[start]
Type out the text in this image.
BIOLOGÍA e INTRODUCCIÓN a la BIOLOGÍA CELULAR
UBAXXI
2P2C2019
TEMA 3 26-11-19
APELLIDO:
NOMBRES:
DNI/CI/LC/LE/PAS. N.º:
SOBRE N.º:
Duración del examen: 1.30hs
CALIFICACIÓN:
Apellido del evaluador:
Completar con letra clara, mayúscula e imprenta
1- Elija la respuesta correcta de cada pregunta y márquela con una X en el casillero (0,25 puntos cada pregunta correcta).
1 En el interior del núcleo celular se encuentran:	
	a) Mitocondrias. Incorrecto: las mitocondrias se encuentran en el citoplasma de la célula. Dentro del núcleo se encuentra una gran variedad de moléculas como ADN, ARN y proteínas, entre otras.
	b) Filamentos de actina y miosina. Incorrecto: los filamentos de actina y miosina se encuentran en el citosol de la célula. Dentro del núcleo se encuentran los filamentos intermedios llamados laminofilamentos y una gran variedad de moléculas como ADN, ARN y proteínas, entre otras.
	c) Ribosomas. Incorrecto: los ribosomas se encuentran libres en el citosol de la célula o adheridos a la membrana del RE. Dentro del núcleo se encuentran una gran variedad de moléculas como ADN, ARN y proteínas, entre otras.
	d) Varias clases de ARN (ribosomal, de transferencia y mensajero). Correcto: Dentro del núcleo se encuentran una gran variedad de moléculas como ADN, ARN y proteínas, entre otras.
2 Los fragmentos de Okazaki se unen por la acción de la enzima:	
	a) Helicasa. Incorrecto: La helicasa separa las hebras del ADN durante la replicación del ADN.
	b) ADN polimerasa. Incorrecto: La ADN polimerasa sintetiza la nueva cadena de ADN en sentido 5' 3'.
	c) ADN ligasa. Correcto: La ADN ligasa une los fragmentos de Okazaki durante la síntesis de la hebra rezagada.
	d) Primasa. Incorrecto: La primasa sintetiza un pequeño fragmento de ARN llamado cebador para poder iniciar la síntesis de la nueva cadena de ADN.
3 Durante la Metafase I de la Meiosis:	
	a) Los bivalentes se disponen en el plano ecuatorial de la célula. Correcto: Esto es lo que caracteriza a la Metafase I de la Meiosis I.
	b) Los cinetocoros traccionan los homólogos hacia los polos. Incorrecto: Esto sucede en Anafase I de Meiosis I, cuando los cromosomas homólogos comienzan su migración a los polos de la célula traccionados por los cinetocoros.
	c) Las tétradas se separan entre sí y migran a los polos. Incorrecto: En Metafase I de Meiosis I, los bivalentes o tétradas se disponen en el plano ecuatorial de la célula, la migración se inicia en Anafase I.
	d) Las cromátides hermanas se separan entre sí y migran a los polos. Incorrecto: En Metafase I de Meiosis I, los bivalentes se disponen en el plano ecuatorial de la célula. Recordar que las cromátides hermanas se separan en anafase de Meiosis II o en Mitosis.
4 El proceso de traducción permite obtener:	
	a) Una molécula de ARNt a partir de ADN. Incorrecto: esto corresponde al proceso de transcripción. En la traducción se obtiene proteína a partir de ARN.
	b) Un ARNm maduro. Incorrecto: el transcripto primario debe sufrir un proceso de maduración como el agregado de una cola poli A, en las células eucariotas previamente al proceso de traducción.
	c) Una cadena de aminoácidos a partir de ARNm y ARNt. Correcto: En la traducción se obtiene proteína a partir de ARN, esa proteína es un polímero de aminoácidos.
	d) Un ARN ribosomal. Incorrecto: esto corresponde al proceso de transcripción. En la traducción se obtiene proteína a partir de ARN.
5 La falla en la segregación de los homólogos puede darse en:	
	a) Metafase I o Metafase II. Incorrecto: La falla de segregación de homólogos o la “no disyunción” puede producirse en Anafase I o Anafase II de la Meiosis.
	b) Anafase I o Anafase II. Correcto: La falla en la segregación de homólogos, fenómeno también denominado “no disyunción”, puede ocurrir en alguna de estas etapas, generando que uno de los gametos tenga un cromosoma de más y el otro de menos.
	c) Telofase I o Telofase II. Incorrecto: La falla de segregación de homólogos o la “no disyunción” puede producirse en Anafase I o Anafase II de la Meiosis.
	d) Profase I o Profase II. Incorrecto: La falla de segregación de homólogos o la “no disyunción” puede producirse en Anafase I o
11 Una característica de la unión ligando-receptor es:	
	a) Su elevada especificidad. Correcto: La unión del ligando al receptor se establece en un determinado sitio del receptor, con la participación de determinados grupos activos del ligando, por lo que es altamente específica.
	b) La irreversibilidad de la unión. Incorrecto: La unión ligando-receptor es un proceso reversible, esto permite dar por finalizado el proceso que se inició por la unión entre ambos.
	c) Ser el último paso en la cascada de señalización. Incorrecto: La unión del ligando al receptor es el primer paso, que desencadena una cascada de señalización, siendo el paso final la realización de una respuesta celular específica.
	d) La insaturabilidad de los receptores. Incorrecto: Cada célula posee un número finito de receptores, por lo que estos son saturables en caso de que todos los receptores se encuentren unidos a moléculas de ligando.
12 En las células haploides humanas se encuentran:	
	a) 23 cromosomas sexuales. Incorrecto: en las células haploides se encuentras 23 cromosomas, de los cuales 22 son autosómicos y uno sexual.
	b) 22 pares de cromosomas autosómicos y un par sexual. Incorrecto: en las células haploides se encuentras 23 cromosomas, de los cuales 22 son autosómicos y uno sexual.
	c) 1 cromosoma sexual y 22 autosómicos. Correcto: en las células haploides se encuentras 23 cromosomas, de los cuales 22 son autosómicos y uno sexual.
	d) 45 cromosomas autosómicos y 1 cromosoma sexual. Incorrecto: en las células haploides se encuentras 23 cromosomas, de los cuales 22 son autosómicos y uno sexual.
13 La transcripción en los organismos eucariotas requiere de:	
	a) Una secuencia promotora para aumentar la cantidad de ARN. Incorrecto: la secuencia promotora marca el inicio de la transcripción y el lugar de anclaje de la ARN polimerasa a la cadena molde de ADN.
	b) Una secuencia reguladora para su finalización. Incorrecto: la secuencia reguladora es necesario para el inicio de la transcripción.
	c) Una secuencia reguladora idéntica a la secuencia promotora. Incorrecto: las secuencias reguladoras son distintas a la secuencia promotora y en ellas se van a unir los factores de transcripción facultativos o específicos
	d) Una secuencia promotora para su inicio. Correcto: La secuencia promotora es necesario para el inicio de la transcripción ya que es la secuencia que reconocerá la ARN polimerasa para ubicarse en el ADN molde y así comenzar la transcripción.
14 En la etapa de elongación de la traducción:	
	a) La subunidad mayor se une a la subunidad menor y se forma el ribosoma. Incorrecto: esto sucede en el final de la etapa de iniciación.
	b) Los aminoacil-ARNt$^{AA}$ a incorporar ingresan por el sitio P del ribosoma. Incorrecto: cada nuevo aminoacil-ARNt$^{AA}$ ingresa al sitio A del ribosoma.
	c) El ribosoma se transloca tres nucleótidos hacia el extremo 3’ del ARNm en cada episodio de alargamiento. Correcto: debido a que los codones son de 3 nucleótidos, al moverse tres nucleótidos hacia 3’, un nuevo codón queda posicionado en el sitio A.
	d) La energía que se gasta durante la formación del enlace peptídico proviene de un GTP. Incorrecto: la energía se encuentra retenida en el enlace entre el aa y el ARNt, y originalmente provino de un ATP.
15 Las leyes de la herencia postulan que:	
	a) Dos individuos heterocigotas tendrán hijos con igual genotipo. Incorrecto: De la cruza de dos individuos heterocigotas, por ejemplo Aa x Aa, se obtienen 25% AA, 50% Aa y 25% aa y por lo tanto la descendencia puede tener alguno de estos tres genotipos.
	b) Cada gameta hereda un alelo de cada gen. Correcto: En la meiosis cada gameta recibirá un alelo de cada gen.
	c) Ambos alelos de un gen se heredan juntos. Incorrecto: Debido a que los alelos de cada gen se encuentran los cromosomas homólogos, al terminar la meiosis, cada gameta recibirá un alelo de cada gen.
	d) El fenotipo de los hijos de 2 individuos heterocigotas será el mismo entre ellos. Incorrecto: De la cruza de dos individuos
[end]
# [Work to be completed]
Scan the material above. Extract every line in which the word "reguladora" occurs.

# [Answer below]
	b) Una secuencia reguladora para su finalización. Incorrecto: la secuencia reguladora es necesario para el inicio de la transcripción.
	c) Una secuencia reguladora idéntica a la secuencia promotora. Incorrecto: las secuencias reguladoras son distintas a la secuencia promotora y en ellas se van a unir los factores de transcripción facultativos o específicos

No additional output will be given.